Raw data >>
• • • • •

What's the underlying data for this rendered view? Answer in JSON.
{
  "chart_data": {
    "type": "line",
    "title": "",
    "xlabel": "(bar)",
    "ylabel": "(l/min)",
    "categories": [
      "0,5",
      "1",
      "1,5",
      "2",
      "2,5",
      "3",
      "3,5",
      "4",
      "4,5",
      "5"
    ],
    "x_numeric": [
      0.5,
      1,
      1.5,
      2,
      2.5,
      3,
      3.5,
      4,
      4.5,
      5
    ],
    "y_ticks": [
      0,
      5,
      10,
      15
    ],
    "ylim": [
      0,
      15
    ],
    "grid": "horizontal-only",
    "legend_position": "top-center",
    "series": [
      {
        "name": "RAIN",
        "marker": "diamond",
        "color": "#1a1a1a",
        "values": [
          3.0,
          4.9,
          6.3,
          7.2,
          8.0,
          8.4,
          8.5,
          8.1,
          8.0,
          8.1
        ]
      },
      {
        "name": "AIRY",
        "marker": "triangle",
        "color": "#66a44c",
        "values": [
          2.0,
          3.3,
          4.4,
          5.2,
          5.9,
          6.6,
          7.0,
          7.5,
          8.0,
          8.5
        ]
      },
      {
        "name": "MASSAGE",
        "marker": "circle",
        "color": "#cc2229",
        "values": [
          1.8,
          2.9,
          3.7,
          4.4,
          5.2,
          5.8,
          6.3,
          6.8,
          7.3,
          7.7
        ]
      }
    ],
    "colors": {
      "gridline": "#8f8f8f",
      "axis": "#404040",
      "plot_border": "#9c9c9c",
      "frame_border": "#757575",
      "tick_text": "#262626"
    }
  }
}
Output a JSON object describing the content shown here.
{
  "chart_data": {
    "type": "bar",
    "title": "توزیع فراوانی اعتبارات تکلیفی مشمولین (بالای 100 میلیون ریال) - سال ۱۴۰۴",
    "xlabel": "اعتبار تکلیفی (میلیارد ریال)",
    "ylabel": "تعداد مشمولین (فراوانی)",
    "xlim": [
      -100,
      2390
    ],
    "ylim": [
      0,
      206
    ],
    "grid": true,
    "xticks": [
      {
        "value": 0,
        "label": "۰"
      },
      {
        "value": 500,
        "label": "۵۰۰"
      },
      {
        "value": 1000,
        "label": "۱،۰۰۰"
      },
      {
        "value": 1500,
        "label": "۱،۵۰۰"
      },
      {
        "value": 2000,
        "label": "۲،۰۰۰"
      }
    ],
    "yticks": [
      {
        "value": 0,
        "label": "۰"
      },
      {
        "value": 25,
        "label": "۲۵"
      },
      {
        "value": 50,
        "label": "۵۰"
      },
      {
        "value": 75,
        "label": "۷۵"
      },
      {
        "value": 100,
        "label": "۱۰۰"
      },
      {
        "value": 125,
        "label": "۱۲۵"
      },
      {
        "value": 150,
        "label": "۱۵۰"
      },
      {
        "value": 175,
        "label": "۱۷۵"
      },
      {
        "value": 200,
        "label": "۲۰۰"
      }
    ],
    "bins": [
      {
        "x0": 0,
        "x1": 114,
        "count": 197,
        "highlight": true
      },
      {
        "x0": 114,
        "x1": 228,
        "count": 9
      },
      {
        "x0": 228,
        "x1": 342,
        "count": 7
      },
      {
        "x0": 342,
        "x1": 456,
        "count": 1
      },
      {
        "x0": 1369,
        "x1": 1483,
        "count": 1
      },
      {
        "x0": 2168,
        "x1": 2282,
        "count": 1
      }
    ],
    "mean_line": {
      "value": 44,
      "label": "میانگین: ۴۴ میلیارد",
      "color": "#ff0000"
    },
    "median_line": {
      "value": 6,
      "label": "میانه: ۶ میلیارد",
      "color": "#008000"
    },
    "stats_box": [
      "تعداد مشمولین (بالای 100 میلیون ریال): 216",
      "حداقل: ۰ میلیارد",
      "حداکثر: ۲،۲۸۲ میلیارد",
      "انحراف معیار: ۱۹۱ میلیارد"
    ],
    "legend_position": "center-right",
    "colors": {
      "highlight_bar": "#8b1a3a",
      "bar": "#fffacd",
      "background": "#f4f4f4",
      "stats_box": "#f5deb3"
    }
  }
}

• • • • •

Print the material above once more, exactly.

What's the underlying data for this rendered view? Answer in JSON.
{
  "chart_data": {
    "type": "line",
    "title": "",
    "xlabel": "(bar)",
    "ylabel": "(l/min)",
    "categories": [
      "0,5",
      "1",
      "1,5",
      "2",
      "2,5",
      "3",
      "3,5",
      "4",
      "4,5",
      "5"
    ],
    "x_numeric": [
      0.5,
      1,
      1.5,
      2,
      2.5,
      3,
      3.5,
      4,
      4.5,
      5
    ],
    "y_ticks": [
      0,
      5,
      10,
      15
    ],
    "ylim": [
      0,
      15
    ],
    "grid": "horizontal-only",
    "legend_position": "top-center",
    "series": [
      {
        "name": "RAIN",
        "marker": "diamond",
        "color": "#1a1a1a",
        "values": [
          3.0,
          4.9,
          6.3,
          7.2,
          8.0,
          8.4,
          8.5,
          8.1,
          8.0,
          8.1
        ]
      },
      {
        "name": "AIRY",
        "marker": "triangle",
        "color": "#66a44c",
        "values": [
          2.0,
          3.3,
          4.4,
          5.2,
          5.9,
          6.6,
          7.0,
          7.5,
          8.0,
          8.5
        ]
      },
      {
        "name": "MASSAGE",
        "marker": "circle",
        "color": "#cc2229",
        "values": [
          1.8,
          2.9,
          3.7,
          4.4,
          5.2,
          5.8,
          6.3,
          6.8,
          7.3,
          7.7
        ]
      }
    ],
    "colors": {
      "gridline": "#8f8f8f",
      "axis": "#404040",
      "plot_border": "#9c9c9c",
      "frame_border": "#757575",
      "tick_text": "#262626"
    }
  }
}
Output a JSON object describing the content shown here.
{
  "chart_data": {
    "type": "bar",
    "title": "توزیع فراوانی اعتبارات تکلیفی مشمولین (بالای 100 میلیون ریال) - سال ۱۴۰۴",
    "xlabel": "اعتبار تکلیفی (میلیارد ریال)",
    "ylabel": "تعداد مشمولین (فراوانی)",
    "xlim": [
      -100,
      2390
    ],
    "ylim": [
      0,
      206
    ],
    "grid": true,
    "xticks": [
      {
        "value": 0,
        "label": "۰"
      },
      {
        "value": 500,
        "label": "۵۰۰"
      },
      {
        "value": 1000,
        "label": "۱،۰۰۰"
      },
      {
        "value": 1500,
        "label": "۱،۵۰۰"
      },
      {
        "value": 2000,
        "label": "۲،۰۰۰"
      }
    ],
    "yticks": [
      {
        "value": 0,
        "label": "۰"
      },
      {
        "value": 25,
        "label": "۲۵"
      },
      {
        "value": 50,
        "label": "۵۰"
      },
      {
        "value": 75,
        "label": "۷۵"
      },
      {
        "value": 100,
        "label": "۱۰۰"
      },
      {
        "value": 125,
        "label": "۱۲۵"
      },
      {
        "value": 150,
        "label": "۱۵۰"
      },
      {
        "value": 175,
        "label": "۱۷۵"
      },
      {
        "value": 200,
        "label": "۲۰۰"
      }
    ],
    "bins": [
      {
        "x0": 0,
        "x1": 114,
        "count": 197,
        "highlight": true
      },
      {
        "x0": 114,
        "x1": 228,
        "count": 9
      },
      {
        "x0": 228,
        "x1": 342,
        "count": 7
      },
      {
        "x0": 342,
        "x1": 456,
        "count": 1
      },
      {
        "x0": 1369,
        "x1": 1483,
        "count": 1
      },
      {
        "x0": 2168,
        "x1": 2282,
        "count": 1
      }
    ],
    "mean_line": {
      "value": 44,
      "label": "میانگین: ۴۴ میلیارد",
      "color": "#ff0000"
    },
    "median_line": {
      "value": 6,
      "label": "میانه: ۶ میلیارد",
      "color": "#008000"
    },
    "stats_box": [
      "تعداد مشمولین (بالای 100 میلیون ریال): 216",
      "حداقل: ۰ میلیارد",
      "حداکثر: ۲،۲۸۲ میلیارد",
      "انحراف معیار: ۱۹۱ میلیارد"
    ],
    "legend_position": "center-right",
    "colors": {
      "highlight_bar": "#8b1a3a",
      "bar": "#fffacd",
      "background": "#f4f4f4",
      "stats_box": "#f5deb3"
    }
  }
}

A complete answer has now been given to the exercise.